**Task to complete:** Provide only the number of lines in the data below that contain the word "敬我学院".

**Data to use:**

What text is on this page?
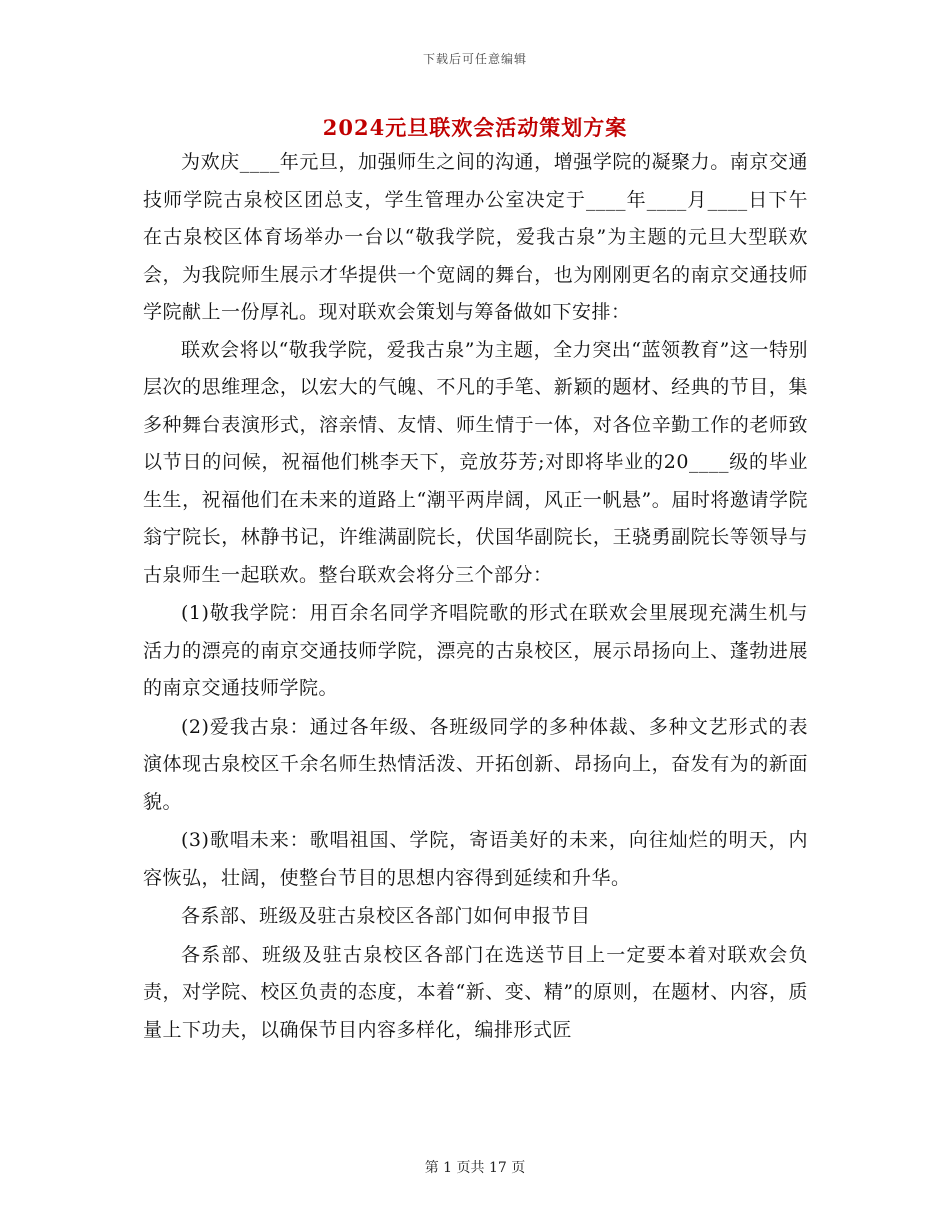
下载后可任意编辑
2024元旦联欢会活动策划方案

为欢庆____年元旦，加强师生之间的沟通，增强学院的凝聚力。南京交通技师学院古泉校区团总支，学生管理办公室决定于____年____月____日下午在古泉校区体育场举办一台以“敬我学院，爱我古泉”为主题的元旦大型联欢会，为我院师生展示才华提供一个宽阔的舞台，也为刚刚更名的南京交通技师学院献上一份厚礼。现对联欢会策划与筹备做如下安排：

联欢会将以“敬我学院，爱我古泉”为主题，全力突出“蓝领教育”这一特别层次的思维理念，以宏大的气魄、不凡的手笔、新颖的题材、经典的节目，集多种舞台表演形式，溶亲情、友情、师生情于一体，对各位辛勤工作的老师致以节日的问候，祝福他们桃李天下，竞放芬芳;对即将毕业的20____级的毕业生生，祝福他们在未来的道路上“潮平两岸阔，风正一帆悬”。届时将邀请学院翁宁院长，林静书记，许维满副院长，伏国华副院长，王骁勇副院长等领导与古泉师生一起联欢。整台联欢会将分三个部分：

(1)敬我学院：用百余名同学齐唱院歌的形式在联欢会里展现充满生机与活力的漂亮的南京交通技师学院，漂亮的古泉校区，展示昂扬向上、蓬勃进展的南京交通技师学院。

(2)爱我古泉：通过各年级、各班级同学的多种体裁、多种文艺形式的表演体现古泉校区千余名师生热情活泼、开拓创新、昂扬向上，奋发有为的新面貌。

(3)歌唱未来：歌唱祖国、学院，寄语美好的未来，向往灿烂的明天，内容恢弘，壮阔，使整台节目的思想内容得到延续和升华。

各系部、班级及驻古泉校区各部门如何申报节目

各系部、班级及驻古泉校区各部门在选送节目上一定要本着对联欢会负责，对学院、校区负责的态度，本着“新、变、精”的原则，在题材、内容，质量上下功夫，以确保节目内容多样化，编排形式匠

第 1 页共 17 页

**The output:** 3